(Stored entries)
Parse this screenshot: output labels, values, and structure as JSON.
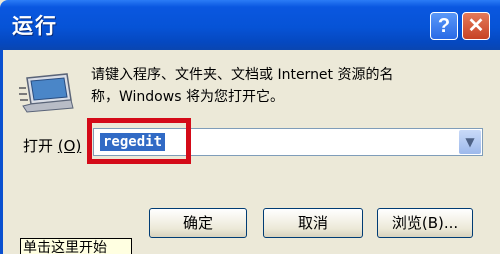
{
  "window": {
    "title": "运行",
    "help_glyph": "?",
    "close_glyph": "✕"
  },
  "dialog": {
    "icon": "run-dialog-icon",
    "description_line1": "请键入程序、文件夹、文档或 Internet 资源的名",
    "description_line2": "称，Windows 将为您打开它。",
    "open_label": "打开",
    "open_label_hotkey": "(O)",
    "combo_value": "regedit",
    "combo_arrow_glyph": "▼"
  },
  "buttons": {
    "ok": "确定",
    "cancel": "取消",
    "browse": "浏览(B)..."
  },
  "tooltip_fragment": "单击这里开始",
  "colors": {
    "titlebar": "#0653d6",
    "highlight_box": "#d40a18",
    "selection": "#316ac5",
    "dialog_bg": "#ece9d8"
  }
}
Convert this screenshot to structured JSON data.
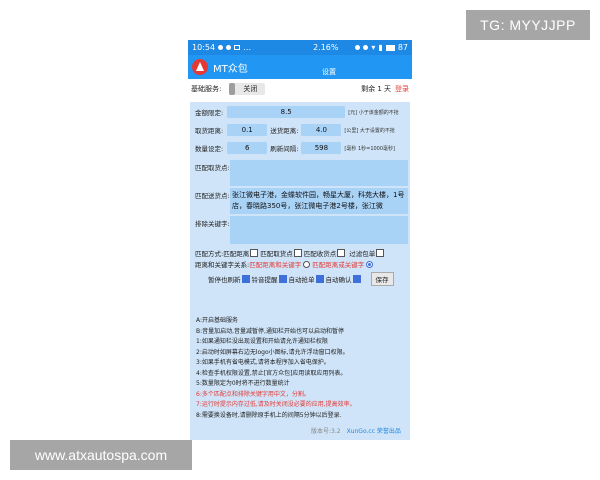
{
  "watermarks": {
    "top": "TG: MYYJJPP",
    "bottom": "www.atxautospa.com"
  },
  "statusbar": {
    "time": "10:54",
    "speed": "2.16",
    "percent_sign": "%",
    "battery": "87"
  },
  "app": {
    "title": "MT众包",
    "page_title": "设置"
  },
  "basic": {
    "label": "基础服务:",
    "toggle": "关闭",
    "remaining": "剩余 1 天",
    "login": "登录"
  },
  "fields": {
    "amount_label": "金额限定:",
    "amount_value": "8.5",
    "amount_hint": "[元] 小于该金额的不抢",
    "pickup_label": "取货距离:",
    "pickup_value": "0.1",
    "delivery_label": "送货距离:",
    "delivery_value": "4.0",
    "delivery_hint": "[公里] 大于设置的不抢",
    "count_label": "数量设定:",
    "count_value": "6",
    "refresh_label": "刷新间隔:",
    "refresh_value": "598",
    "refresh_hint": "[毫秒 1秒=1000毫秒]"
  },
  "match_pickup": {
    "label": "匹配取货点:",
    "value": ""
  },
  "match_delivery": {
    "label": "匹配送货点:",
    "value": "张江微电子港，金蝶软件园，畅星大厦，科苑大楼，1号店，春晓路350号，张江微电子港2号楼，张江微"
  },
  "exclude": {
    "label": "排除关键字:",
    "value": ""
  },
  "match_mode": {
    "label": "匹配方式:",
    "opt1": "匹配距离",
    "opt2": "匹配取货点",
    "opt3": "匹配收货点",
    "opt4": "过滤包单"
  },
  "relation": {
    "label": "距离和关键字关系:",
    "opt1": "匹配距离和关键字",
    "opt2": "匹配距离或关键字"
  },
  "actions": {
    "opt1": "暂停也刷新",
    "opt2": "铃音提醒",
    "opt3": "自动抢单",
    "opt4": "自动确认",
    "save": "保存"
  },
  "notes": [
    "A:开启基础服务",
    "B:音量加启动,音量减暂停,通知栏开始也可以启动和暂停",
    "1:如果通知栏没出现设置和开始请允许通知栏权限",
    "2:启动时如屏幕右边无logo小图标,请允许浮动窗口权限。",
    "3:如果手机有省电模式,请将本程序加入省电保护。",
    "4:检查手机权限设置,禁止[官方众包]应用读取应用列表。",
    "5:数量限定为0时将不进行数量统计",
    "6:多个匹配点和排除关键字用中文，分割。",
    "7:运行时提示内存过低,请及时关闭没必要的应用,提高效率。",
    "8:需要换设备时,请删除原手机上的间隔5分钟以后登录."
  ],
  "footer": {
    "version": "版本号:3.2",
    "site": "XunGo.cc 荣誉出品"
  }
}
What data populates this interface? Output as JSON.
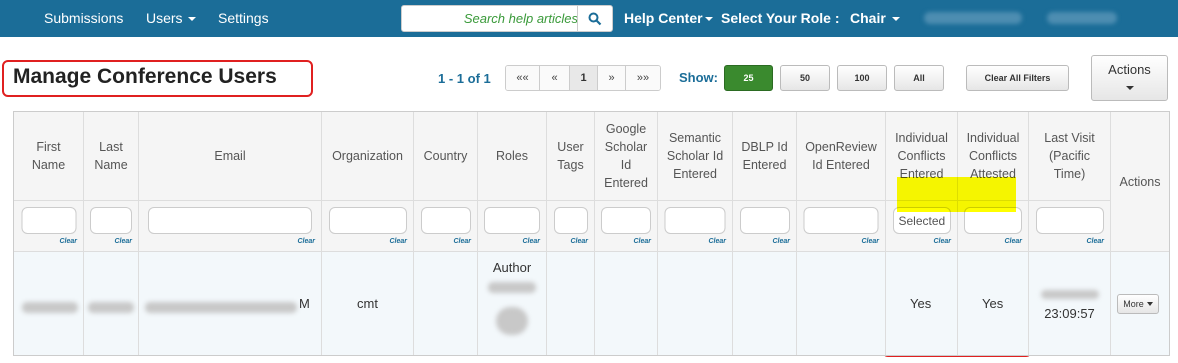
{
  "nav": {
    "submissions": "Submissions",
    "users": "Users",
    "settings": "Settings",
    "search_placeholder": "Search help articles",
    "help_center": "Help Center",
    "select_role_label": "Select Your Role :",
    "role_value": "Chair"
  },
  "page": {
    "title": "Manage Conference Users",
    "page_count": "1 - 1 of 1",
    "show_label": "Show:",
    "clear_all_filters": "Clear All Filters",
    "actions_label": "Actions"
  },
  "pager": [
    "««",
    "«",
    "1",
    "»",
    "»»"
  ],
  "show_options": [
    "25",
    "50",
    "100",
    "All"
  ],
  "table": {
    "columns": [
      {
        "key": "first_name",
        "label": "First Name",
        "filter": ""
      },
      {
        "key": "last_name",
        "label": "Last Name",
        "filter": ""
      },
      {
        "key": "email",
        "label": "Email",
        "filter": ""
      },
      {
        "key": "organization",
        "label": "Organization",
        "filter": ""
      },
      {
        "key": "country",
        "label": "Country",
        "filter": ""
      },
      {
        "key": "roles",
        "label": "Roles",
        "filter": ""
      },
      {
        "key": "user_tags",
        "label": "User Tags",
        "filter": ""
      },
      {
        "key": "google_scholar",
        "label": "Google Scholar Id Entered",
        "filter": ""
      },
      {
        "key": "semantic_scholar",
        "label": "Semantic Scholar Id Entered",
        "filter": ""
      },
      {
        "key": "dblp",
        "label": "DBLP Id Entered",
        "filter": ""
      },
      {
        "key": "openreview",
        "label": "OpenReview Id Entered",
        "filter": ""
      },
      {
        "key": "conflicts_entered",
        "label": "Individual Conflicts Entered",
        "filter": "Selected"
      },
      {
        "key": "conflicts_attested",
        "label": "Individual Conflicts Attested",
        "filter": ""
      },
      {
        "key": "last_visit",
        "label": "Last Visit (Pacific Time)",
        "filter": ""
      },
      {
        "key": "actions",
        "label": "Actions",
        "filter": null
      }
    ],
    "clear_label": "Clear",
    "row": {
      "email_suffix": "M",
      "organization": "cmt",
      "roles": "Author",
      "conflicts_entered": "Yes",
      "conflicts_attested": "Yes",
      "last_visit_time": "23:09:57",
      "more_label": "More"
    }
  },
  "colors": {
    "topbar": "#1b6d98",
    "highlight": "#ffff00",
    "annotation": "#e02020",
    "active_show": "#3a8a2e"
  }
}
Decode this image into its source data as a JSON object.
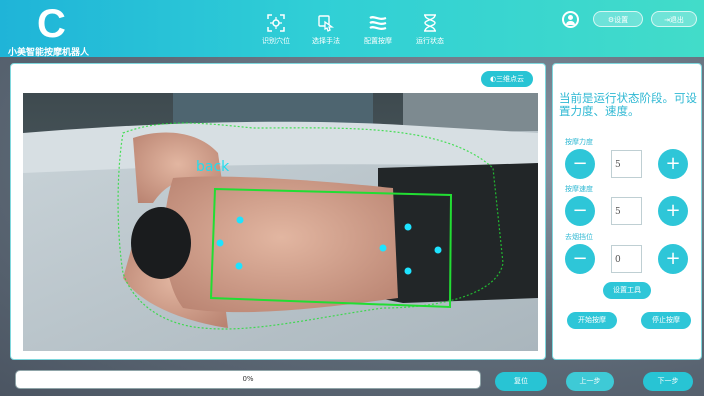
{
  "app": {
    "logo_letter": "C",
    "title": "小美智能按摩机器人"
  },
  "nav": {
    "items": [
      {
        "label": "识别穴位",
        "icon": "target-icon"
      },
      {
        "label": "选择手法",
        "icon": "hand-icon"
      },
      {
        "label": "配置按摩",
        "icon": "sliders-icon"
      },
      {
        "label": "运行状态",
        "icon": "hourglass-icon"
      }
    ],
    "active_index": 2
  },
  "header": {
    "settings_label": "⚙设置",
    "exit_label": "⇥退出"
  },
  "main": {
    "cloud_button_label": "◐三维点云",
    "camera_overlay_text": "back"
  },
  "side": {
    "hint": "当前是运行状态阶段。可设置力度、速度。",
    "params": [
      {
        "label": "按摩力度",
        "value": "5",
        "minus": "−",
        "plus": "+"
      },
      {
        "label": "按摩速度",
        "value": "5",
        "minus": "−",
        "plus": "+"
      },
      {
        "label": "去烟挡位",
        "value": "0",
        "minus": "−",
        "plus": "+"
      }
    ],
    "set_tool_label": "设置工具",
    "start_label": "开始按摩",
    "stop_label": "停止按摩"
  },
  "bottom": {
    "progress_text": "0%",
    "progress_value": 0,
    "reset_label": "复位",
    "prev_label": "上一步",
    "next_label": "下一步"
  },
  "colors": {
    "accent": "#2ec6d8",
    "header_start": "#1fb4d8",
    "header_end": "#42dcc9",
    "box_green": "#22dd33",
    "point_cyan": "#1ee3ff"
  }
}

**Instructions to follow:** All entries are to be retyped exactly. Omit any embedded images.

**Worked solution:**
Parse this screenshot: output labels, values, and structure as JSON.
{
  "window": {
    "title": "运行",
    "help_glyph": "?",
    "close_glyph": "✕"
  },
  "dialog": {
    "icon": "run-dialog-icon",
    "description_line1": "请键入程序、文件夹、文档或 Internet 资源的名",
    "description_line2": "称，Windows 将为您打开它。",
    "open_label": "打开",
    "open_label_hotkey": "(O)",
    "combo_value": "regedit",
    "combo_arrow_glyph": "▼"
  },
  "buttons": {
    "ok": "确定",
    "cancel": "取消",
    "browse": "浏览(B)..."
  },
  "tooltip_fragment": "单击这里开始",
  "colors": {
    "titlebar": "#0653d6",
    "highlight_box": "#d40a18",
    "selection": "#316ac5",
    "dialog_bg": "#ece9d8"
  }
}
Convert this screenshot to structured JSON data.
{
  "watermarks": {
    "top": "TG: MYYJJPP",
    "bottom": "www.atxautospa.com"
  },
  "statusbar": {
    "time": "10:54",
    "speed": "2.16",
    "percent_sign": "%",
    "battery": "87"
  },
  "app": {
    "title": "MT众包",
    "page_title": "设置"
  },
  "basic": {
    "label": "基础服务:",
    "toggle": "关闭",
    "remaining": "剩余 1 天",
    "login": "登录"
  },
  "fields": {
    "amount_label": "金额限定:",
    "amount_value": "8.5",
    "amount_hint": "[元] 小于该金额的不抢",
    "pickup_label": "取货距离:",
    "pickup_value": "0.1",
    "delivery_label": "送货距离:",
    "delivery_value": "4.0",
    "delivery_hint": "[公里] 大于设置的不抢",
    "count_label": "数量设定:",
    "count_value": "6",
    "refresh_label": "刷新间隔:",
    "refresh_value": "598",
    "refresh_hint": "[毫秒 1秒=1000毫秒]"
  },
  "match_pickup": {
    "label": "匹配取货点:",
    "value": ""
  },
  "match_delivery": {
    "label": "匹配送货点:",
    "value": "张江微电子港，金蝶软件园，畅星大厦，科苑大楼，1号店，春晓路350号，张江微电子港2号楼，张江微"
  },
  "exclude": {
    "label": "排除关键字:",
    "value": ""
  },
  "match_mode": {
    "label": "匹配方式:",
    "opt1": "匹配距离",
    "opt2": "匹配取货点",
    "opt3": "匹配收货点",
    "opt4": "过滤包单"
  },
  "relation": {
    "label": "距离和关键字关系:",
    "opt1": "匹配距离和关键字",
    "opt2": "匹配距离或关键字"
  },
  "actions": {
    "opt1": "暂停也刷新",
    "opt2": "铃音提醒",
    "opt3": "自动抢单",
    "opt4": "自动确认",
    "save": "保存"
  },
  "notes": [
    "A:开启基础服务",
    "B:音量加启动,音量减暂停,通知栏开始也可以启动和暂停",
    "1:如果通知栏没出现设置和开始请允许通知栏权限",
    "2:启动时如屏幕右边无logo小图标,请允许浮动窗口权限。",
    "3:如果手机有省电模式,请将本程序加入省电保护。",
    "4:检查手机权限设置,禁止[官方众包]应用读取应用列表。",
    "5:数量限定为0时将不进行数量统计",
    "6:多个匹配点和排除关键字用中文，分割。",
    "7:运行时提示内存过低,请及时关闭没必要的应用,提高效率。",
    "8:需要换设备时,请删除原手机上的间隔5分钟以后登录."
  ],
  "footer": {
    "version": "版本号:3.2",
    "site": "XunGo.cc 荣誉出品"
  }
}
What data populates this interface? Output as JSON.
{
  "nav": {
    "submissions": "Submissions",
    "users": "Users",
    "settings": "Settings",
    "search_placeholder": "Search help articles",
    "help_center": "Help Center",
    "select_role_label": "Select Your Role :",
    "role_value": "Chair"
  },
  "page": {
    "title": "Manage Conference Users",
    "page_count": "1 - 1 of 1",
    "show_label": "Show:",
    "clear_all_filters": "Clear All Filters",
    "actions_label": "Actions"
  },
  "pager": [
    "««",
    "«",
    "1",
    "»",
    "»»"
  ],
  "show_options": [
    "25",
    "50",
    "100",
    "All"
  ],
  "table": {
    "columns": [
      {
        "key": "first_name",
        "label": "First Name",
        "filter": ""
      },
      {
        "key": "last_name",
        "label": "Last Name",
        "filter": ""
      },
      {
        "key": "email",
        "label": "Email",
        "filter": ""
      },
      {
        "key": "organization",
        "label": "Organization",
        "filter": ""
      },
      {
        "key": "country",
        "label": "Country",
        "filter": ""
      },
      {
        "key": "roles",
        "label": "Roles",
        "filter": ""
      },
      {
        "key": "user_tags",
        "label": "User Tags",
        "filter": ""
      },
      {
        "key": "google_scholar",
        "label": "Google Scholar Id Entered",
        "filter": ""
      },
      {
        "key": "semantic_scholar",
        "label": "Semantic Scholar Id Entered",
        "filter": ""
      },
      {
        "key": "dblp",
        "label": "DBLP Id Entered",
        "filter": ""
      },
      {
        "key": "openreview",
        "label": "OpenReview Id Entered",
        "filter": ""
      },
      {
        "key": "conflicts_entered",
        "label": "Individual Conflicts Entered",
        "filter": "Selected"
      },
      {
        "key": "conflicts_attested",
        "label": "Individual Conflicts Attested",
        "filter": ""
      },
      {
        "key": "last_visit",
        "label": "Last Visit (Pacific Time)",
        "filter": ""
      },
      {
        "key": "actions",
        "label": "Actions",
        "filter": null
      }
    ],
    "clear_label": "Clear",
    "row": {
      "email_suffix": "M",
      "organization": "cmt",
      "roles": "Author",
      "conflicts_entered": "Yes",
      "conflicts_attested": "Yes",
      "last_visit_time": "23:09:57",
      "more_label": "More"
    }
  },
  "colors": {
    "topbar": "#1b6d98",
    "highlight": "#ffff00",
    "annotation": "#e02020",
    "active_show": "#3a8a2e"
  }
}
Decode this image into its source data as a JSON object.
{
  "app": {
    "logo_letter": "C",
    "title": "小美智能按摩机器人"
  },
  "nav": {
    "items": [
      {
        "label": "识别穴位",
        "icon": "target-icon"
      },
      {
        "label": "选择手法",
        "icon": "hand-icon"
      },
      {
        "label": "配置按摩",
        "icon": "sliders-icon"
      },
      {
        "label": "运行状态",
        "icon": "hourglass-icon"
      }
    ],
    "active_index": 2
  },
  "header": {
    "settings_label": "⚙设置",
    "exit_label": "⇥退出"
  },
  "main": {
    "cloud_button_label": "◐三维点云",
    "camera_overlay_text": "back"
  },
  "side": {
    "hint": "当前是运行状态阶段。可设置力度、速度。",
    "params": [
      {
        "label": "按摩力度",
        "value": "5",
        "minus": "−",
        "plus": "+"
      },
      {
        "label": "按摩速度",
        "value": "5",
        "minus": "−",
        "plus": "+"
      },
      {
        "label": "去烟挡位",
        "value": "0",
        "minus": "−",
        "plus": "+"
      }
    ],
    "set_tool_label": "设置工具",
    "start_label": "开始按摩",
    "stop_label": "停止按摩"
  },
  "bottom": {
    "progress_text": "0%",
    "progress_value": 0,
    "reset_label": "复位",
    "prev_label": "上一步",
    "next_label": "下一步"
  },
  "colors": {
    "accent": "#2ec6d8",
    "header_start": "#1fb4d8",
    "header_end": "#42dcc9",
    "box_green": "#22dd33",
    "point_cyan": "#1ee3ff"
  }
}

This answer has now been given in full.